GOAL OF THE EXERCISE. Check each line of the records for "macromolècules"; collect those that have it.
::: RECORDS SUPPLIED
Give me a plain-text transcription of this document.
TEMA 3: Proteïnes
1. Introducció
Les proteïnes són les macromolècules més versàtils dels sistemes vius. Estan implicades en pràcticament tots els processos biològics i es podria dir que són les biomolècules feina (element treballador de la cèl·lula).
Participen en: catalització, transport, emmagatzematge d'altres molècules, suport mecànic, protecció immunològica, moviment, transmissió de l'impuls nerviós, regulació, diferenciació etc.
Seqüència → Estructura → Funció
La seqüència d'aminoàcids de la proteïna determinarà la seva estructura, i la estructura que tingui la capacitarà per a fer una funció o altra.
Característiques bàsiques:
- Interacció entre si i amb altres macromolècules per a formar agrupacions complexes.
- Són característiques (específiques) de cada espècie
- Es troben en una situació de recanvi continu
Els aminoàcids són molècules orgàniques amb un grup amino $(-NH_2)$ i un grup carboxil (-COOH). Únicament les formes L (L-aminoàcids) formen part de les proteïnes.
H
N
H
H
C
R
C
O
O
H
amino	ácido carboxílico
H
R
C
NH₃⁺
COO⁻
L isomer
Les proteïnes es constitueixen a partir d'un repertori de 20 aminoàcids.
::::::
THE COMPLETED TASK.
Les proteïnes són les macromolècules més versàtils dels sistemes vius. Estan implicades en pràcticament tots els processos biològics i es podria dir que són les biomolècules feina (element treballador de la cèl·lula).
- Interacció entre si i amb altres macromolècules per a formar agrupacions complexes.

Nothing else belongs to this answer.